# [DATA SHOWN]
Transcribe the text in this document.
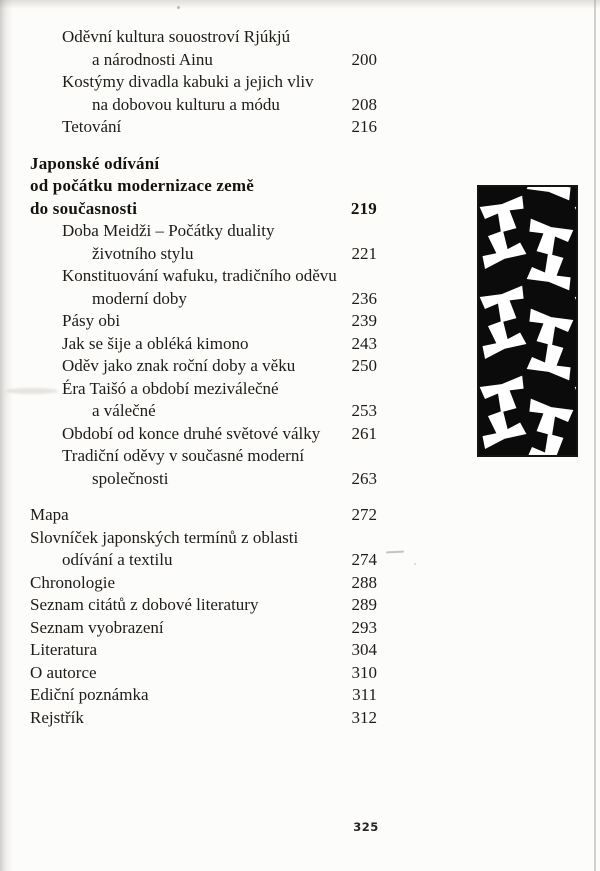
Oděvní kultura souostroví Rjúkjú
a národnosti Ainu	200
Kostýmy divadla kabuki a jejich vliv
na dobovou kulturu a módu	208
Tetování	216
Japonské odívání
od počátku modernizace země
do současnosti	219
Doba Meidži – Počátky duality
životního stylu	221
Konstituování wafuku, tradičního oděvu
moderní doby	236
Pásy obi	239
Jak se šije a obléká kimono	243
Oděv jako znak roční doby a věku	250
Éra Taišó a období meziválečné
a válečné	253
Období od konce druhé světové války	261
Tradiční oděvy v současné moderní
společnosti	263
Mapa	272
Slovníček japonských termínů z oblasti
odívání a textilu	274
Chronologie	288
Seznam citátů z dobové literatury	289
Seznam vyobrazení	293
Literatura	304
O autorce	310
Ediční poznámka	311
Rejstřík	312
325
* * *
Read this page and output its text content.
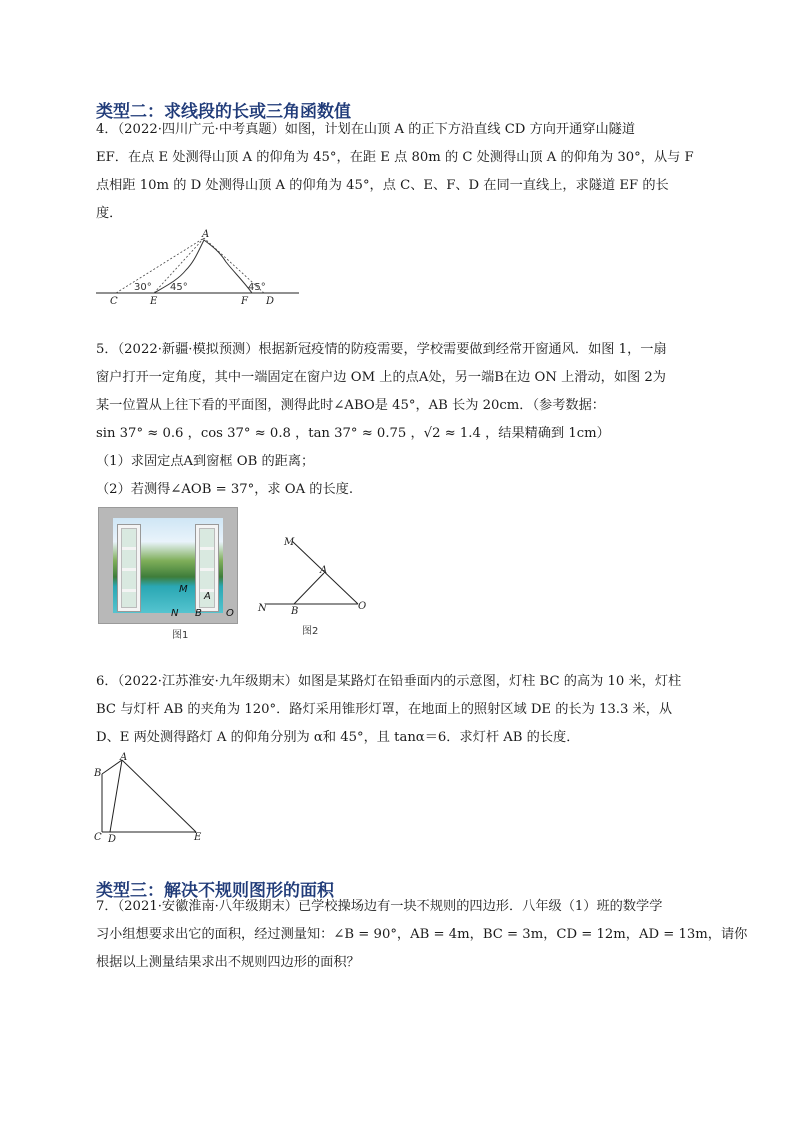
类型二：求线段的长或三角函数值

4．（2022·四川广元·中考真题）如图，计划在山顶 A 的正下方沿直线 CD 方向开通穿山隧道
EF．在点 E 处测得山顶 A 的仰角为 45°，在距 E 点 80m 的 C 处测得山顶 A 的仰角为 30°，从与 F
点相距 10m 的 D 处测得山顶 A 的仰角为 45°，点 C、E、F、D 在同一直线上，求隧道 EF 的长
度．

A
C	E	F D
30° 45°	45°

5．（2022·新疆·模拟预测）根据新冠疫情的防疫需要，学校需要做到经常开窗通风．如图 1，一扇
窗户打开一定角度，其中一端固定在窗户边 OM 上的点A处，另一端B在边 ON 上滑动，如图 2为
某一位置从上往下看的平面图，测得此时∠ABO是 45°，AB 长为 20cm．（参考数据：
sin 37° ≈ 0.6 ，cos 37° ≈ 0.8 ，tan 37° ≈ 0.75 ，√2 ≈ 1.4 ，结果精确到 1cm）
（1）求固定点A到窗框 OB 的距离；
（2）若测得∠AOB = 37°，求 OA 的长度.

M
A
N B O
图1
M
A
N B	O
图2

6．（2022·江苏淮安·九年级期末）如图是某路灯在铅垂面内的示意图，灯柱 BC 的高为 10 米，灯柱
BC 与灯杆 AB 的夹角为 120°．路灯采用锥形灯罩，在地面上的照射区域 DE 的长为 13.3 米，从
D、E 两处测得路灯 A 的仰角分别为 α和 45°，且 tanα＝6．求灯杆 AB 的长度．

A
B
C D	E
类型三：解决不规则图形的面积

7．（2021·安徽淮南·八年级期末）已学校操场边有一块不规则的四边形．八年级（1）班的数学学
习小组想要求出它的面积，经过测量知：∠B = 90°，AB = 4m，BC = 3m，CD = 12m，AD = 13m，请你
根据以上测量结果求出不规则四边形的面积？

# [WHAT YOU NEED TO DO]
Return each full line of the entries that contains the word "moderní".

# [RESPONSE TO THIS EXERCISE]
moderní doby	236
Tradiční oděvy v současné moderní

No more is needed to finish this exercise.